TASK MATERIAL:
[START]

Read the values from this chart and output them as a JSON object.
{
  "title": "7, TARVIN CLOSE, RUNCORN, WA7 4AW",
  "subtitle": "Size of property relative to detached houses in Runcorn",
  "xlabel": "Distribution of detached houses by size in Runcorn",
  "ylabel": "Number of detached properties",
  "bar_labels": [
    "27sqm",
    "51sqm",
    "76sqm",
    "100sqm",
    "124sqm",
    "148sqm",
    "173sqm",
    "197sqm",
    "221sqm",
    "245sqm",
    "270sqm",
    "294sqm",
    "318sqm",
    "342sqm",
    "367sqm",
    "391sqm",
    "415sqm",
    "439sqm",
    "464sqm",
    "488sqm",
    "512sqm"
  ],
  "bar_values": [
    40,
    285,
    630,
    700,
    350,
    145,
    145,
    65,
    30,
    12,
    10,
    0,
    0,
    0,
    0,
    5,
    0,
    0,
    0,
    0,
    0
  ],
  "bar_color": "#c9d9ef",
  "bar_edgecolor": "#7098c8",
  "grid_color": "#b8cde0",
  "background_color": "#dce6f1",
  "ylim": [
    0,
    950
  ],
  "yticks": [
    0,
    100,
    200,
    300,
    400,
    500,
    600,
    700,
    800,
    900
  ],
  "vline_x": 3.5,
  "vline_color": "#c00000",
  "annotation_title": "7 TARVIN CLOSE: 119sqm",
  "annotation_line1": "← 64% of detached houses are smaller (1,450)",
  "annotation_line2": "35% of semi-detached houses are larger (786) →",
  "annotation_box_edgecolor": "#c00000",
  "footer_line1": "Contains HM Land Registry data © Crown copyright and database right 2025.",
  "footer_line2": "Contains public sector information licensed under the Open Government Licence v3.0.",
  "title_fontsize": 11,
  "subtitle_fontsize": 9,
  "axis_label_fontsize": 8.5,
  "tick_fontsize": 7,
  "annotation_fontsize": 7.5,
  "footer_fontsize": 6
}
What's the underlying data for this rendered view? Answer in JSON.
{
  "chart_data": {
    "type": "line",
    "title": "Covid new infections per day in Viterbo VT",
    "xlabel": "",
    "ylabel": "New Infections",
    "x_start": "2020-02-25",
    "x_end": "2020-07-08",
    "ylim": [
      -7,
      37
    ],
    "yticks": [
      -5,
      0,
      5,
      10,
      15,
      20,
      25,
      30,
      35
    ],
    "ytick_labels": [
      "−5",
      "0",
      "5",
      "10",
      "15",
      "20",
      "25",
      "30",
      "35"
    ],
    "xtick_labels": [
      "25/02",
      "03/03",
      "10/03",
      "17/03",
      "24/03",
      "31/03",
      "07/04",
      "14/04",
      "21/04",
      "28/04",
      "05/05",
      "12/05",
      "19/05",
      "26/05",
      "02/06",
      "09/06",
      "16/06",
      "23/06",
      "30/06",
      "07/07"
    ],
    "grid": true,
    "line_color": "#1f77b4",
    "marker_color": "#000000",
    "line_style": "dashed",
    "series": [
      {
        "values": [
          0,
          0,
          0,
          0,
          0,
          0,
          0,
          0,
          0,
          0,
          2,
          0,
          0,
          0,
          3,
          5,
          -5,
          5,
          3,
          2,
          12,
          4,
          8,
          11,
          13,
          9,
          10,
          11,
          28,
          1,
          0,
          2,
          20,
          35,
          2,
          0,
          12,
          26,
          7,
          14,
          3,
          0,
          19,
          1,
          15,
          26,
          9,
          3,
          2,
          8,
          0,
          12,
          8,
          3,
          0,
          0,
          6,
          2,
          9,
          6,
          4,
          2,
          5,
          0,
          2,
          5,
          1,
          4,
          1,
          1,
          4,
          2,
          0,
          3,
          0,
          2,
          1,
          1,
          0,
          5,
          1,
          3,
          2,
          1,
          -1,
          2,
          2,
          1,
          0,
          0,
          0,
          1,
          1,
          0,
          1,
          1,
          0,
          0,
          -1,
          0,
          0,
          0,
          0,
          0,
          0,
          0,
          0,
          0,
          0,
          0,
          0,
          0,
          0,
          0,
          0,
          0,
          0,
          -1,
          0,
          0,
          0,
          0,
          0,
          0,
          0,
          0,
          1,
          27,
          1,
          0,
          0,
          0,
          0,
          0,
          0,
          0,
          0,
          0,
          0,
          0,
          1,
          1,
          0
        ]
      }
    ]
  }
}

[END]
[START]

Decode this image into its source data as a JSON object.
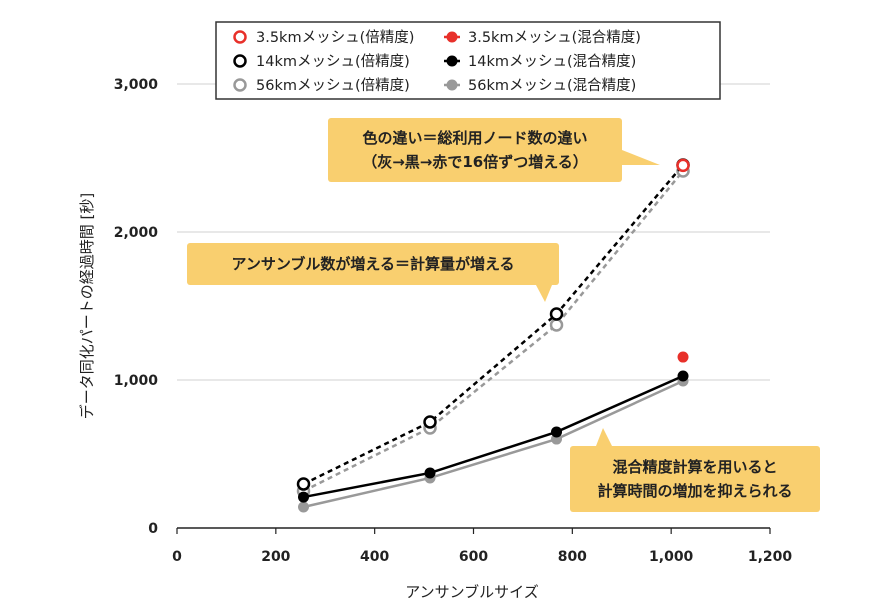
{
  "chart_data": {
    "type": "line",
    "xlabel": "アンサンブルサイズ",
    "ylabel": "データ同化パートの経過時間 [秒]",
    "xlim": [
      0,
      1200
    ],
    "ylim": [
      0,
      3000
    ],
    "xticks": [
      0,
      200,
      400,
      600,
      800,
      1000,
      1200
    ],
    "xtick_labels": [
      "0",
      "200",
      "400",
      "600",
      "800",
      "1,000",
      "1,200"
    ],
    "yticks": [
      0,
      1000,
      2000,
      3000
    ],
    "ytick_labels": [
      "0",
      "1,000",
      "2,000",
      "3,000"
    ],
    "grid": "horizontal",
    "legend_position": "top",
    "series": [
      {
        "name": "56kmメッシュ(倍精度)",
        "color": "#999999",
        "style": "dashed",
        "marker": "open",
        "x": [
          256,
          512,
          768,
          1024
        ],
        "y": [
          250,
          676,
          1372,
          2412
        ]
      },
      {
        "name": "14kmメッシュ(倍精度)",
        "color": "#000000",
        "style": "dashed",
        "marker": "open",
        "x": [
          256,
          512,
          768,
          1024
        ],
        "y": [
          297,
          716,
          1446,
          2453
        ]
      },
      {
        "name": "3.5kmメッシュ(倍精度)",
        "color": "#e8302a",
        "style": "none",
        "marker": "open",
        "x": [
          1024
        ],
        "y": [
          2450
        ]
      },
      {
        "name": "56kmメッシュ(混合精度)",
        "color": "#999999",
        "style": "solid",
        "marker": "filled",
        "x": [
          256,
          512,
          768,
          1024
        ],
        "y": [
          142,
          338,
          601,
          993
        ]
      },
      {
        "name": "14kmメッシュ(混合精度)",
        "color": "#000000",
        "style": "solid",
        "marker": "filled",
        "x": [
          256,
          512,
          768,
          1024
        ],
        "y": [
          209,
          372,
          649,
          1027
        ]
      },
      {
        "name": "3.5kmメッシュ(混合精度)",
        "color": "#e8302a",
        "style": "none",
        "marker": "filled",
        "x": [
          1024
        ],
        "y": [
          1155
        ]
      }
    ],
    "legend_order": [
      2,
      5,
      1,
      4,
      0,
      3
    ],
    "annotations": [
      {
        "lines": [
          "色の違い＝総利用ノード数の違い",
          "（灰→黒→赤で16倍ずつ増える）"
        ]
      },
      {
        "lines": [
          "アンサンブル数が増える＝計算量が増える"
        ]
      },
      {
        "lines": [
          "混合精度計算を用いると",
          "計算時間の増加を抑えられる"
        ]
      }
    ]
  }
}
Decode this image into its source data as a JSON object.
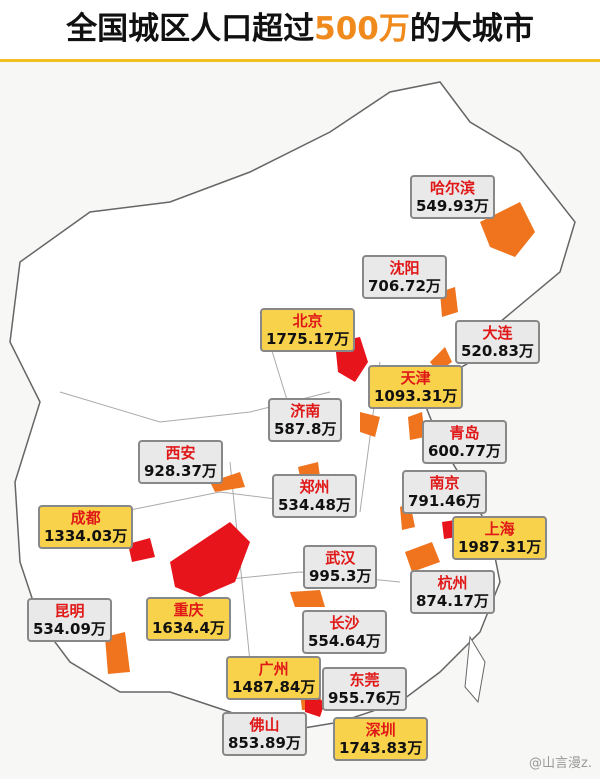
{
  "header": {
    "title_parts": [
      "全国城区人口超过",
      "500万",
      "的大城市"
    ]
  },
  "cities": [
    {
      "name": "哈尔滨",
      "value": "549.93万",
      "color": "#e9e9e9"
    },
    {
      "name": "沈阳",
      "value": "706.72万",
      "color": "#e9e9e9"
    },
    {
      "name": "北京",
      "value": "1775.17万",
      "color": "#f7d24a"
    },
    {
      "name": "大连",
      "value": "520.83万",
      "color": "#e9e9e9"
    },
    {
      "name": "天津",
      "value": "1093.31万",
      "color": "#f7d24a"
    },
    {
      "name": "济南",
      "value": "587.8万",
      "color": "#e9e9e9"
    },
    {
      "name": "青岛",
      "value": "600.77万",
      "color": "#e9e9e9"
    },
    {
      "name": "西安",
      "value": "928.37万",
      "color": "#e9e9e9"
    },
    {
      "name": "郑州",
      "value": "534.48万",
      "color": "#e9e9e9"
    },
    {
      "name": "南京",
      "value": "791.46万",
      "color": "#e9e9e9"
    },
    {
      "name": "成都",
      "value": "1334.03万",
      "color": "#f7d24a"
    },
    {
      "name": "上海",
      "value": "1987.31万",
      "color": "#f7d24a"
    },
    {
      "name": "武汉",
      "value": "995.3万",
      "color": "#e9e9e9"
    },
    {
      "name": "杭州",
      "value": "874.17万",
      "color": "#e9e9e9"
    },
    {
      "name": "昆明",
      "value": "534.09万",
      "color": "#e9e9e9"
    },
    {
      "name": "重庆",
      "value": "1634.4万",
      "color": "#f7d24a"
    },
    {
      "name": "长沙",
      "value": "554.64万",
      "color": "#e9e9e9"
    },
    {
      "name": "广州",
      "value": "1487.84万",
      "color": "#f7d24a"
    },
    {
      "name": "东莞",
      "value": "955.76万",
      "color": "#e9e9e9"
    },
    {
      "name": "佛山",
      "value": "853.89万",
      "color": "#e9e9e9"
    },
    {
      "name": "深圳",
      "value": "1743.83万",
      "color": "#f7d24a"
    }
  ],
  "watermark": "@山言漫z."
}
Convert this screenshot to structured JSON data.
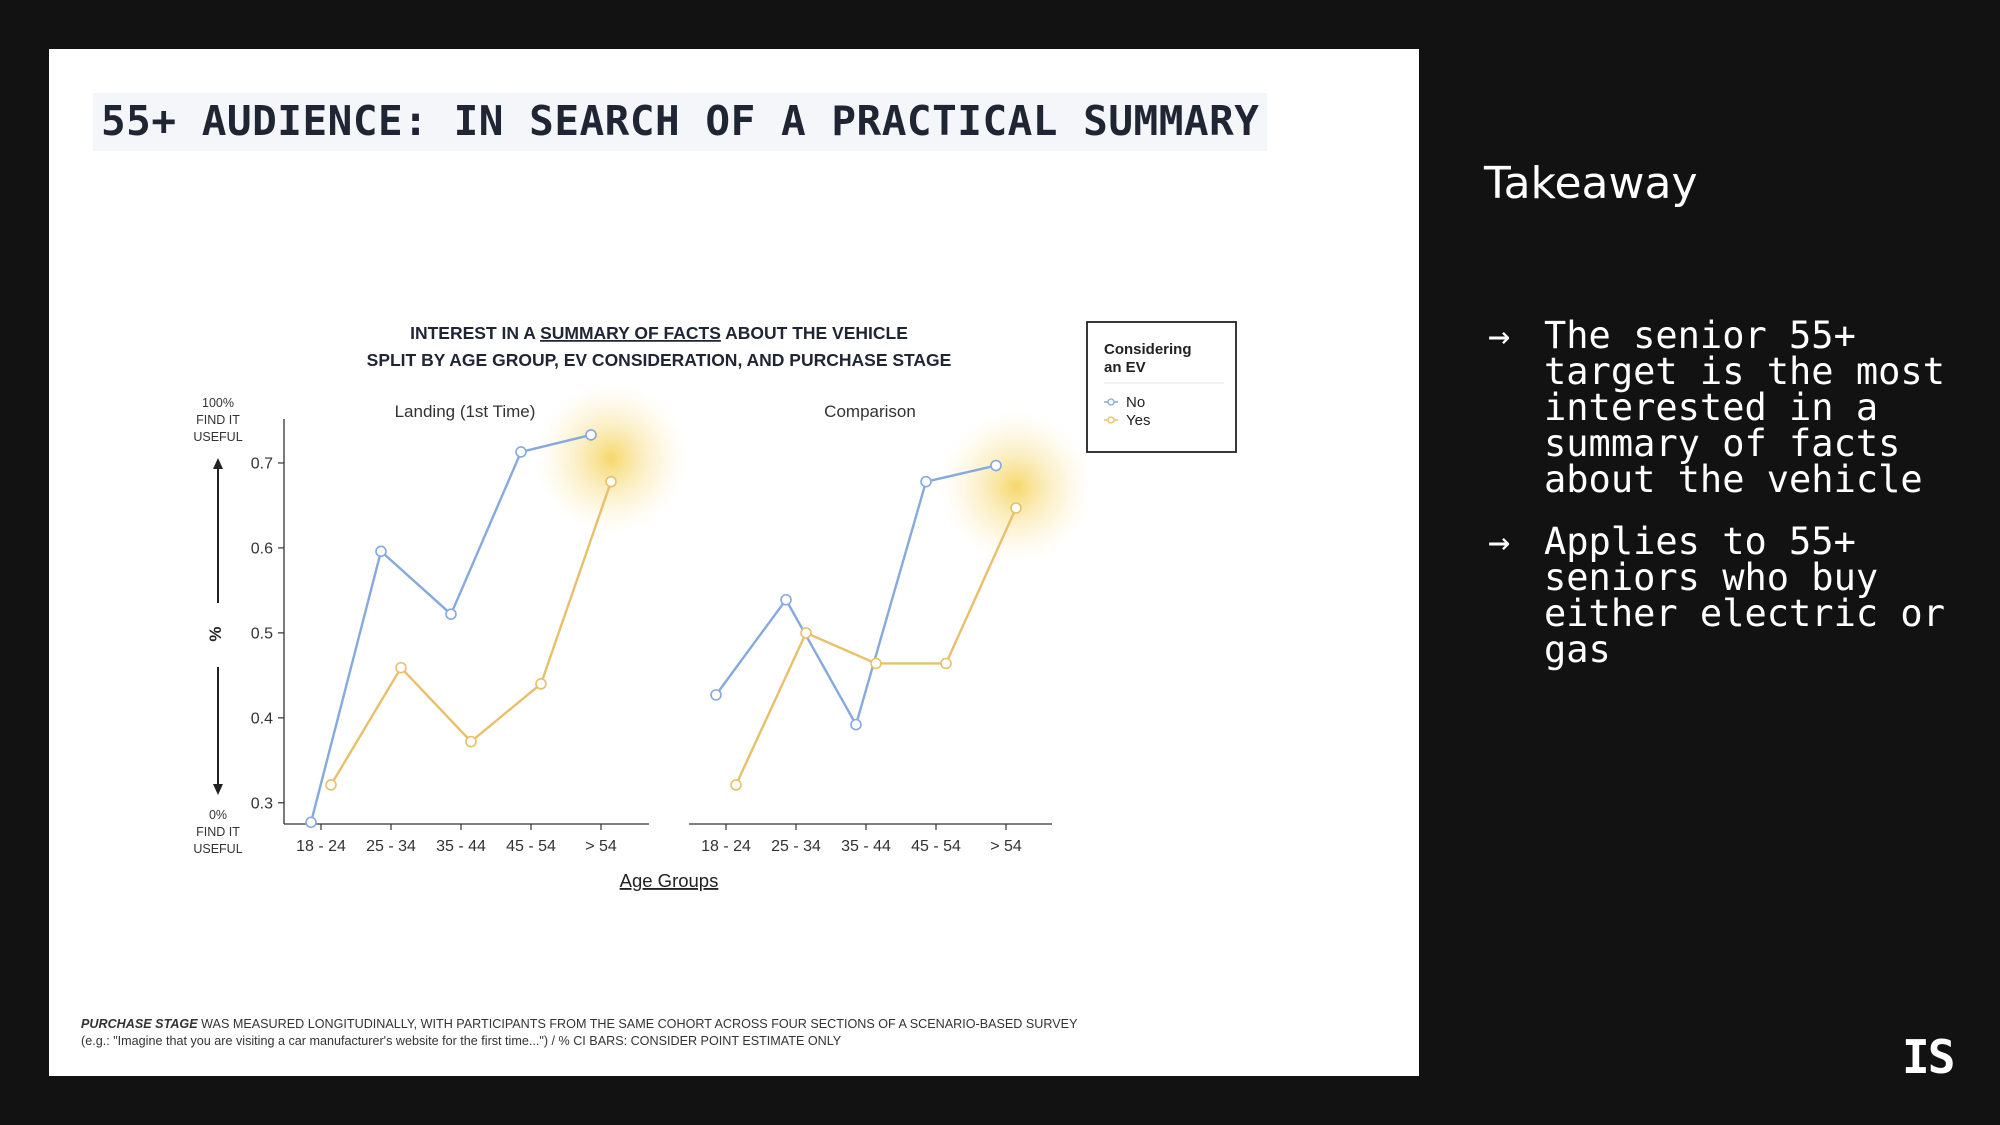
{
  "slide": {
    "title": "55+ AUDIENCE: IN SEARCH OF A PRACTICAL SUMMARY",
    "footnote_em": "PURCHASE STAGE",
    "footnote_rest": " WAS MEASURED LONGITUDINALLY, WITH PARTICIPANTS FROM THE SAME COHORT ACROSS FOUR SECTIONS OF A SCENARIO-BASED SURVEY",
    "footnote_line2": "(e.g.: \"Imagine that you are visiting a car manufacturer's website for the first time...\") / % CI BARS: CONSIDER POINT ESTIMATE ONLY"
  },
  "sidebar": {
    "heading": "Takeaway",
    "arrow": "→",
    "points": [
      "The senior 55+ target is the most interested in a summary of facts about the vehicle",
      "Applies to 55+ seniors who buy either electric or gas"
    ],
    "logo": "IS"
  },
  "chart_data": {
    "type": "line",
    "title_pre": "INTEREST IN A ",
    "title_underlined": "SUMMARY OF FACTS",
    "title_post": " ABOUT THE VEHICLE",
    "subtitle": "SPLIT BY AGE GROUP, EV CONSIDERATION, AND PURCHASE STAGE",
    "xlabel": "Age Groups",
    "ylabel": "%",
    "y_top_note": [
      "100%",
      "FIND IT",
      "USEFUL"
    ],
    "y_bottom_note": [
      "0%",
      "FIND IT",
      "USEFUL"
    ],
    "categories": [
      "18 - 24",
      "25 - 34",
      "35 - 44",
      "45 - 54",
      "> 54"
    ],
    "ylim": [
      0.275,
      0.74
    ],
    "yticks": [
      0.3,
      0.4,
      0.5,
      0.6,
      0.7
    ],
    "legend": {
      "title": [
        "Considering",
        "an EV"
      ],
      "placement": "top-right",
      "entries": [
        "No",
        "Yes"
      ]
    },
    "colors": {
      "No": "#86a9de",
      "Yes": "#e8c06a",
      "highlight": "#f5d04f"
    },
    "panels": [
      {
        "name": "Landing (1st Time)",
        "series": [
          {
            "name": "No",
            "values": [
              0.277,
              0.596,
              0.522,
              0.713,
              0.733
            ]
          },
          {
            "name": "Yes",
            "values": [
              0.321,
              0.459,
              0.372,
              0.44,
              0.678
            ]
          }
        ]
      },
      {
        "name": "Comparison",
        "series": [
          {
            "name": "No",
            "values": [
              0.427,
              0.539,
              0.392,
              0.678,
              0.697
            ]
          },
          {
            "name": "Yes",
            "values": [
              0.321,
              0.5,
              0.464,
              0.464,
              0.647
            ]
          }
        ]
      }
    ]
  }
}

[END]

WHAT IS NEEDED: Look through the entries and find each line that has the string "JSON". Copy those lines.

RESULT FOR THIS EXERCISE:
Read the values from this chart and output them as a JSON object.
What's the underlying data for this rendered view? Answer in JSON.
Decode this image into its source data as a JSON object.
Decode this image into its source data as a JSON object.
Convert this screenshot to structured JSON data.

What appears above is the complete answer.